Aim of the task: Return a copy of each line that holds the string "把一根铁管截成".

Input for this task:

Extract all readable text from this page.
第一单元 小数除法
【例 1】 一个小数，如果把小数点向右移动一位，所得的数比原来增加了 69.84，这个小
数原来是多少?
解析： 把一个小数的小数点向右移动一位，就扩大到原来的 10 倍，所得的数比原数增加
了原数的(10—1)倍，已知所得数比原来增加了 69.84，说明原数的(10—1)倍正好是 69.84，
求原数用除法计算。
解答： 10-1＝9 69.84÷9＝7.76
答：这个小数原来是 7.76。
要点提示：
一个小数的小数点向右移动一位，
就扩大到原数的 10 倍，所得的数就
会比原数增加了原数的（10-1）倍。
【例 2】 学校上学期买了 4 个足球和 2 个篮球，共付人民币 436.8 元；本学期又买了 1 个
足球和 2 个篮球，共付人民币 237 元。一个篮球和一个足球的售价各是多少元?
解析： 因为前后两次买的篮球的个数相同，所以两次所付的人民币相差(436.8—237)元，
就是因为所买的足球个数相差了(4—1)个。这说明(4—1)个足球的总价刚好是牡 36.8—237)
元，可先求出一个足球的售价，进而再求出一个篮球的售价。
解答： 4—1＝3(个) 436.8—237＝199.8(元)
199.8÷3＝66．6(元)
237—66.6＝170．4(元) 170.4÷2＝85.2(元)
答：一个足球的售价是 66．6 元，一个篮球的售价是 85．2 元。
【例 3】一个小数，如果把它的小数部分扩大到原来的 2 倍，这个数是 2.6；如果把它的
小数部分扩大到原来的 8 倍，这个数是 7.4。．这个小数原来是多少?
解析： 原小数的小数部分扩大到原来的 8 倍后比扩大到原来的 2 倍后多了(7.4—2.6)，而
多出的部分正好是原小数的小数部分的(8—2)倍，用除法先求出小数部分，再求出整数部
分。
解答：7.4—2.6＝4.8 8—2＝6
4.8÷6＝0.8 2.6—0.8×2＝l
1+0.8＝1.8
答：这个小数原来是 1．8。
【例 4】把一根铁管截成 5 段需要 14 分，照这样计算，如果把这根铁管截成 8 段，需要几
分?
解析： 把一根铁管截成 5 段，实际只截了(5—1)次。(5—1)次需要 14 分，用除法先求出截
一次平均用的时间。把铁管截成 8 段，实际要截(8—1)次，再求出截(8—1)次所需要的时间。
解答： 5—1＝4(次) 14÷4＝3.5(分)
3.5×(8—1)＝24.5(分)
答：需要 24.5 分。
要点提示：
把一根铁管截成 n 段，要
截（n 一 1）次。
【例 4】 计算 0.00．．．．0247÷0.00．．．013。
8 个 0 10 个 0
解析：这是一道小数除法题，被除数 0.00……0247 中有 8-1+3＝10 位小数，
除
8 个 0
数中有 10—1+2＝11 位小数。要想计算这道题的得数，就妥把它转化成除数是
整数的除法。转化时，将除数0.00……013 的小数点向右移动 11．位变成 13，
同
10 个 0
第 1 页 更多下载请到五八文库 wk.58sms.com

Answer to this task:
【例 4】把一根铁管截成 5 段需要 14 分，照这样计算，如果把这根铁管截成 8 段，需要几
解析： 把一根铁管截成 5 段，实际只截了(5—1)次。(5—1)次需要 14 分，用除法先求出截
把一根铁管截成 n 段，要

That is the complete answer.